— Exercise description —
Give back the full listing verbatim, apart from its images.

— Record list —

:::::

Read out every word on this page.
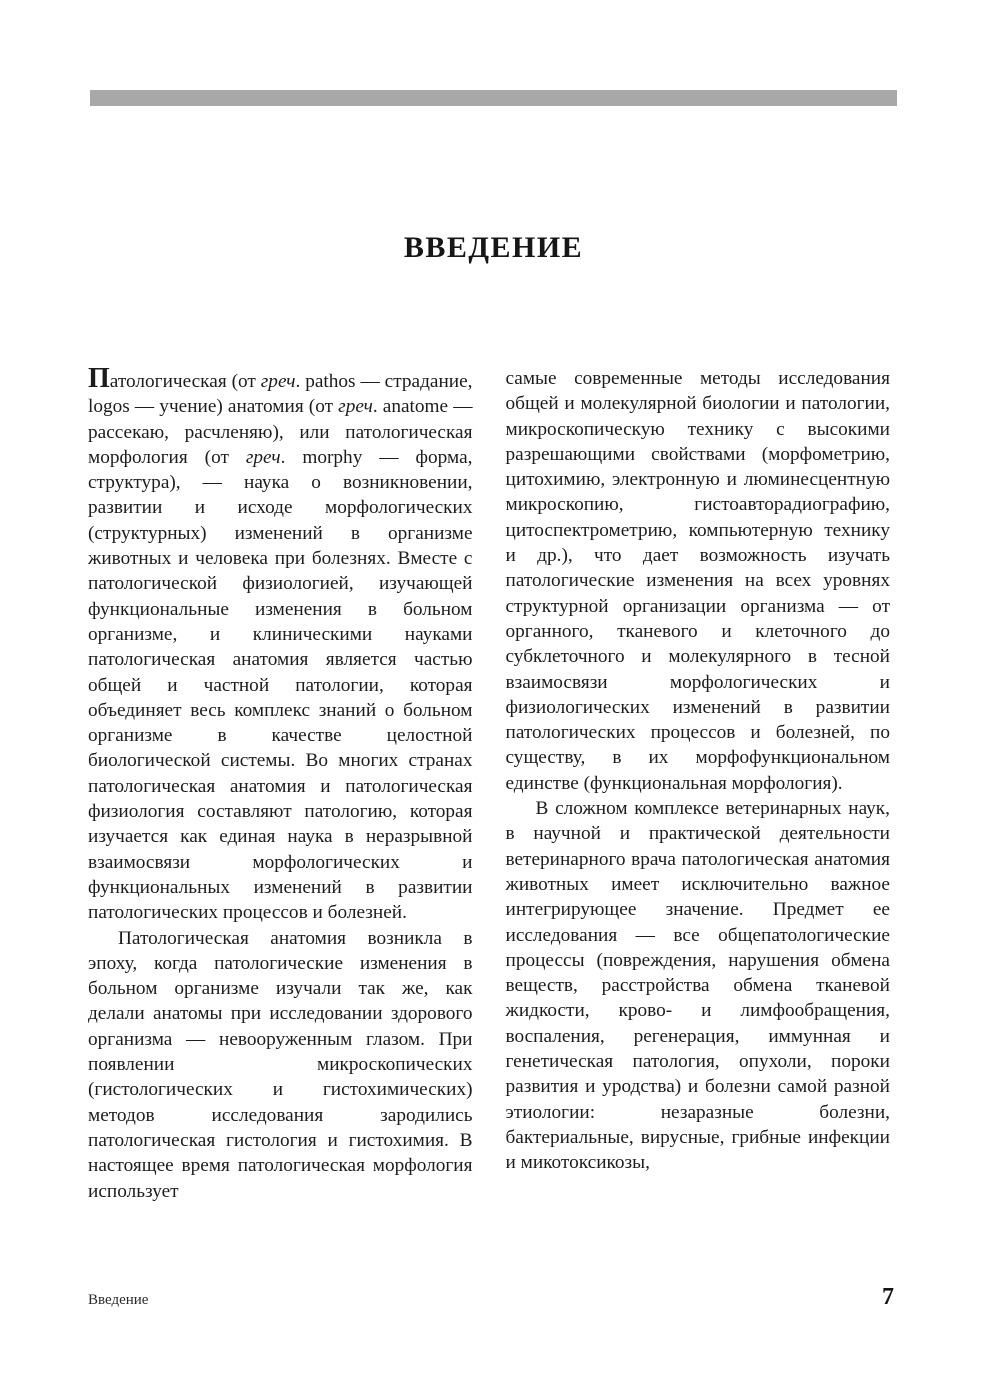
ВВЕДЕНИЕ

Патологическая (от греч. pathos — страдание, logos — учение) анатомия (от греч. anatome — рассекаю, расчленяю), или патологическая морфология (от греч. morphy — форма, структура), — наука о возникновении, развитии и исходе морфологических (структурных) изменений в организме животных и человека при болезнях. Вместе с патологической физиологией, изучающей функциональные изменения в больном организме, и клиническими науками патологическая анатомия является частью общей и частной патологии, которая объединяет весь комплекс знаний о больном организме в качестве целостной биологической системы. Во многих странах патологическая анатомия и патологическая физиология составляют патологию, которая изучается как единая наука в неразрывной взаимосвязи морфологических и функциональных изменений в развитии патологических процессов и болезней.

Патологическая анатомия возникла в эпоху, когда патологические изменения в больном организме изучали так же, как делали анатомы при исследовании здорового организма — невооруженным глазом. При появлении микроскопических (гистологических и гистохимических) методов исследования зародились патологическая гистология и гистохимия. В настоящее время патологическая морфология использует

самые современные методы исследования общей и молекулярной биологии и патологии, микроскопическую технику с высокими разрешающими свойствами (морфометрию, цитохимию, электронную и люминесцентную микроскопию, гистоавторадиографию, цитоспектрометрию, компьютерную технику и др.), что дает возможность изучать патологические изменения на всех уровнях структурной организации организма — от органного, тканевого и клеточного до субклеточного и молекулярного в тесной взаимосвязи морфологических и физиологических изменений в развитии патологических процессов и болезней, по существу, в их морфофункциональном единстве (функциональная морфология).

В сложном комплексе ветеринарных наук, в научной и практической деятельности ветеринарного врача патологическая анатомия животных имеет исключительно важное интегрирующее значение. Предмет ее исследования — все общепатологические процессы (повреждения, нарушения обмена веществ, расстройства обмена тканевой жидкости, крово- и лимфообращения, воспаления, регенерация, иммунная и генетическая патология, опухоли, пороки развития и уродства) и болезни самой разной этиологии: незаразные болезни, бактериальные, вирусные, грибные инфекции и микотоксикозы,

Введение	7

:::::

— Task solution —
Read out every word on this page.
ВВЕДЕНИЕ

Патологическая (от греч. pathos — страдание, logos — учение) анатомия (от греч. anatome — рассекаю, расчленяю), или патологическая морфология (от греч. morphy — форма, структура), — наука о возникновении, развитии и исходе морфологических (структурных) изменений в организме животных и человека при болезнях. Вместе с патологической физиологией, изучающей функциональные изменения в больном организме, и клиническими науками патологическая анатомия является частью общей и частной патологии, которая объединяет весь комплекс знаний о больном организме в качестве целостной биологической системы. Во многих странах патологическая анатомия и патологическая физиология составляют патологию, которая изучается как единая наука в неразрывной взаимосвязи морфологических и функциональных изменений в развитии патологических процессов и болезней.

Патологическая анатомия возникла в эпоху, когда патологические изменения в больном организме изучали так же, как делали анатомы при исследовании здорового организма — невооруженным глазом. При появлении микроскопических (гистологических и гистохимических) методов исследования зародились патологическая гистология и гистохимия. В настоящее время патологическая морфология использует

самые современные методы исследования общей и молекулярной биологии и патологии, микроскопическую технику с высокими разрешающими свойствами (морфометрию, цитохимию, электронную и люминесцентную микроскопию, гистоавторадиографию, цитоспектрометрию, компьютерную технику и др.), что дает возможность изучать патологические изменения на всех уровнях структурной организации организма — от органного, тканевого и клеточного до субклеточного и молекулярного в тесной взаимосвязи морфологических и физиологических изменений в развитии патологических процессов и болезней, по существу, в их морфофункциональном единстве (функциональная морфология).

В сложном комплексе ветеринарных наук, в научной и практической деятельности ветеринарного врача патологическая анатомия животных имеет исключительно важное интегрирующее значение. Предмет ее исследования — все общепатологические процессы (повреждения, нарушения обмена веществ, расстройства обмена тканевой жидкости, крово- и лимфообращения, воспаления, регенерация, иммунная и генетическая патология, опухоли, пороки развития и уродства) и болезни самой разной этиологии: незаразные болезни, бактериальные, вирусные, грибные инфекции и микотоксикозы,

Введение	7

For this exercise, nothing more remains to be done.